**WRITTEN TASK:** Reproduce the records below line for line, with no changes to any character.

**GIVEN RECORDS:**
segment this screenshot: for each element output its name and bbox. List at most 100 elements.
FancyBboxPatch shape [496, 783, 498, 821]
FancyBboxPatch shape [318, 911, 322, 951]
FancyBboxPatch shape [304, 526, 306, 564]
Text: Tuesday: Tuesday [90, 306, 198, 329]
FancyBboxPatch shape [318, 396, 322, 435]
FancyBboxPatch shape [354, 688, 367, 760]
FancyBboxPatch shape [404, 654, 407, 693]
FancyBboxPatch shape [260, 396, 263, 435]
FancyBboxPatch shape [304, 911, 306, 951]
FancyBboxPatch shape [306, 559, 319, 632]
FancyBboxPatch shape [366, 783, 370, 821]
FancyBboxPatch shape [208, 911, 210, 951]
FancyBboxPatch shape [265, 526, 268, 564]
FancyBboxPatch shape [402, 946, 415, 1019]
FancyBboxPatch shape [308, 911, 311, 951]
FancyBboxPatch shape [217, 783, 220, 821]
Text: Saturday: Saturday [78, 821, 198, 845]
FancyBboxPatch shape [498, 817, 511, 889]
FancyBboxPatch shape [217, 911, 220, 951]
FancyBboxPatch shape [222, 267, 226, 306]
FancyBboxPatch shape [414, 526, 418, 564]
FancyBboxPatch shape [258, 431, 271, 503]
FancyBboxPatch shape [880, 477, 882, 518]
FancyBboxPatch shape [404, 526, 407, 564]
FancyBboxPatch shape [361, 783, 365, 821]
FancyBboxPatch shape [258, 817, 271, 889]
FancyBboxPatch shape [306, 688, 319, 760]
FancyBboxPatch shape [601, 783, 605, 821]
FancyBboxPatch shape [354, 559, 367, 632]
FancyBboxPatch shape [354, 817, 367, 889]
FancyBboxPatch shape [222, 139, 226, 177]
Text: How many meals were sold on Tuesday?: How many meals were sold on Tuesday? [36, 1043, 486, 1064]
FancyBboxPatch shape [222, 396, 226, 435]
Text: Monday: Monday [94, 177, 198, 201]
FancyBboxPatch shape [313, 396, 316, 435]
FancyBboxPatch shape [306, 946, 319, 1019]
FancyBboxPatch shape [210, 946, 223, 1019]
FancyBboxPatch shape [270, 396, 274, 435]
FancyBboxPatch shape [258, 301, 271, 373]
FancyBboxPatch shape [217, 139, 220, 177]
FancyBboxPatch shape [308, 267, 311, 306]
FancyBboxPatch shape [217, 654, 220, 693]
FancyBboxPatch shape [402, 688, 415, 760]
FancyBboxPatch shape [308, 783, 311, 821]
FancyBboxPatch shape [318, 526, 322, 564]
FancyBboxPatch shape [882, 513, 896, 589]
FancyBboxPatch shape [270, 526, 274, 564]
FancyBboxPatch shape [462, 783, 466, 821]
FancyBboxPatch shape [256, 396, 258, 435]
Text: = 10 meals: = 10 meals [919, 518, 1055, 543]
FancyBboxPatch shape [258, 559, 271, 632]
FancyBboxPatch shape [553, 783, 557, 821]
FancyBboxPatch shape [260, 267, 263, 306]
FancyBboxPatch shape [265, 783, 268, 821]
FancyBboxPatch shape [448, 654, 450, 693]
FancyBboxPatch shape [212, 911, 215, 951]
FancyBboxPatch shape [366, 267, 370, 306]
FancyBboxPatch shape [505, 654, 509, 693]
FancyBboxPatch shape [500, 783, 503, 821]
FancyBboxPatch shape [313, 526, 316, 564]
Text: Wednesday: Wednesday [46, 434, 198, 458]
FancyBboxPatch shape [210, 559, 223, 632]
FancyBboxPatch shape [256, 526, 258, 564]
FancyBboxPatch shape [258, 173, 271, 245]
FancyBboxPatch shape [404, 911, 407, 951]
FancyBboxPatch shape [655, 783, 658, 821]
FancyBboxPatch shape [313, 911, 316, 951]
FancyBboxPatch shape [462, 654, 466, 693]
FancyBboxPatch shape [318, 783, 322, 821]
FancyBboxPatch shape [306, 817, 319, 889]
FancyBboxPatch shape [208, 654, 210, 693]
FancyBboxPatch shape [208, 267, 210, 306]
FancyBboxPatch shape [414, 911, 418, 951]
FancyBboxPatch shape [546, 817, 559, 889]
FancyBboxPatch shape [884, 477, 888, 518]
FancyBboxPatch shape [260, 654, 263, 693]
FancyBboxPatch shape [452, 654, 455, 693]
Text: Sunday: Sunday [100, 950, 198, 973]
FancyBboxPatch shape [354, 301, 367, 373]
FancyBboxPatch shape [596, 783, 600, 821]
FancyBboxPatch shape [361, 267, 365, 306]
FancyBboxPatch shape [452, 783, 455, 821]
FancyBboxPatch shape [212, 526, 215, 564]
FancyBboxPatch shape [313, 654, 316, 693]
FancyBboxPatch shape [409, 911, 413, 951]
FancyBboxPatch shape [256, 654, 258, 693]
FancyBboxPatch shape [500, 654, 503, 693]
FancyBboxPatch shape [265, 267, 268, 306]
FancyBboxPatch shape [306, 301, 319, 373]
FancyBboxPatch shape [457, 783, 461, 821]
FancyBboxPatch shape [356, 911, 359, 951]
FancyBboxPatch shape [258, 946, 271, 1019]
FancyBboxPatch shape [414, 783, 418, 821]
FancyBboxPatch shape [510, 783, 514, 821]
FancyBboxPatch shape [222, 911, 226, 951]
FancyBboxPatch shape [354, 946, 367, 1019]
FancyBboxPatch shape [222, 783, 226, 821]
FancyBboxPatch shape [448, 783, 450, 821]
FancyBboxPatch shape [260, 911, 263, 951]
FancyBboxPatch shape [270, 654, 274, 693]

**WRITTEN SOLUTION:**
segment this screenshot: for each element output its name and bbox. List at most 100 elements.
FancyBboxPatch shape [496, 783, 498, 821]
FancyBboxPatch shape [318, 911, 322, 951]
FancyBboxPatch shape [304, 526, 306, 564]
Text: Tuesday: Tuesday [90, 306, 198, 329]
FancyBboxPatch shape [318, 396, 322, 435]
FancyBboxPatch shape [354, 688, 367, 760]
FancyBboxPatch shape [404, 654, 407, 693]
FancyBboxPatch shape [260, 396, 263, 435]
FancyBboxPatch shape [304, 911, 306, 951]
FancyBboxPatch shape [306, 559, 319, 632]
FancyBboxPatch shape [366, 783, 370, 821]
FancyBboxPatch shape [208, 911, 210, 951]
FancyBboxPatch shape [265, 526, 268, 564]
FancyBboxPatch shape [402, 946, 415, 1019]
FancyBboxPatch shape [308, 911, 311, 951]
FancyBboxPatch shape [217, 783, 220, 821]
Text: Saturday: Saturday [78, 821, 198, 845]
FancyBboxPatch shape [498, 817, 511, 889]
FancyBboxPatch shape [217, 911, 220, 951]
FancyBboxPatch shape [222, 267, 226, 306]
FancyBboxPatch shape [414, 526, 418, 564]
FancyBboxPatch shape [258, 431, 271, 503]
FancyBboxPatch shape [880, 477, 882, 518]
FancyBboxPatch shape [404, 526, 407, 564]
FancyBboxPatch shape [361, 783, 365, 821]
FancyBboxPatch shape [258, 817, 271, 889]
FancyBboxPatch shape [306, 688, 319, 760]
FancyBboxPatch shape [601, 783, 605, 821]
FancyBboxPatch shape [354, 559, 367, 632]
FancyBboxPatch shape [354, 817, 367, 889]
FancyBboxPatch shape [222, 139, 226, 177]
Text: How many meals were sold on Tuesday?: How many meals were sold on Tuesday? [36, 1043, 486, 1064]
FancyBboxPatch shape [222, 396, 226, 435]
Text: Monday: Monday [94, 177, 198, 201]
FancyBboxPatch shape [313, 396, 316, 435]
FancyBboxPatch shape [306, 946, 319, 1019]
FancyBboxPatch shape [210, 946, 223, 1019]
FancyBboxPatch shape [270, 396, 274, 435]
FancyBboxPatch shape [258, 301, 271, 373]
FancyBboxPatch shape [217, 139, 220, 177]
FancyBboxPatch shape [308, 267, 311, 306]
FancyBboxPatch shape [217, 654, 220, 693]
FancyBboxPatch shape [402, 688, 415, 760]
FancyBboxPatch shape [308, 783, 311, 821]
FancyBboxPatch shape [318, 526, 322, 564]
FancyBboxPatch shape [882, 513, 896, 589]
FancyBboxPatch shape [270, 526, 274, 564]
FancyBboxPatch shape [462, 783, 466, 821]
FancyBboxPatch shape [256, 396, 258, 435]
Text: = 10 meals: = 10 meals [919, 518, 1055, 543]
FancyBboxPatch shape [258, 559, 271, 632]
FancyBboxPatch shape [553, 783, 557, 821]
FancyBboxPatch shape [260, 267, 263, 306]
FancyBboxPatch shape [265, 783, 268, 821]
FancyBboxPatch shape [448, 654, 450, 693]
FancyBboxPatch shape [212, 911, 215, 951]
FancyBboxPatch shape [366, 267, 370, 306]
FancyBboxPatch shape [505, 654, 509, 693]
FancyBboxPatch shape [500, 783, 503, 821]
FancyBboxPatch shape [313, 526, 316, 564]
Text: Wednesday: Wednesday [46, 434, 198, 458]
FancyBboxPatch shape [210, 559, 223, 632]
FancyBboxPatch shape [256, 526, 258, 564]
FancyBboxPatch shape [258, 173, 271, 245]
FancyBboxPatch shape [404, 911, 407, 951]
FancyBboxPatch shape [655, 783, 658, 821]
FancyBboxPatch shape [313, 911, 316, 951]
FancyBboxPatch shape [462, 654, 466, 693]
FancyBboxPatch shape [318, 783, 322, 821]
FancyBboxPatch shape [306, 817, 319, 889]
FancyBboxPatch shape [208, 654, 210, 693]
FancyBboxPatch shape [208, 267, 210, 306]
FancyBboxPatch shape [414, 911, 418, 951]
FancyBboxPatch shape [546, 817, 559, 889]
FancyBboxPatch shape [884, 477, 888, 518]
FancyBboxPatch shape [260, 654, 263, 693]
FancyBboxPatch shape [452, 654, 455, 693]
Text: Sunday: Sunday [100, 950, 198, 973]
FancyBboxPatch shape [354, 301, 367, 373]
FancyBboxPatch shape [596, 783, 600, 821]
FancyBboxPatch shape [361, 267, 365, 306]
FancyBboxPatch shape [452, 783, 455, 821]
FancyBboxPatch shape [212, 526, 215, 564]
FancyBboxPatch shape [313, 654, 316, 693]
FancyBboxPatch shape [409, 911, 413, 951]
FancyBboxPatch shape [256, 654, 258, 693]
FancyBboxPatch shape [500, 654, 503, 693]
FancyBboxPatch shape [265, 267, 268, 306]
FancyBboxPatch shape [306, 301, 319, 373]
FancyBboxPatch shape [457, 783, 461, 821]
FancyBboxPatch shape [356, 911, 359, 951]
FancyBboxPatch shape [258, 946, 271, 1019]
FancyBboxPatch shape [414, 783, 418, 821]
FancyBboxPatch shape [510, 783, 514, 821]
FancyBboxPatch shape [222, 911, 226, 951]
FancyBboxPatch shape [354, 946, 367, 1019]
FancyBboxPatch shape [222, 783, 226, 821]
FancyBboxPatch shape [448, 783, 450, 821]
FancyBboxPatch shape [260, 911, 263, 951]
FancyBboxPatch shape [270, 654, 274, 693]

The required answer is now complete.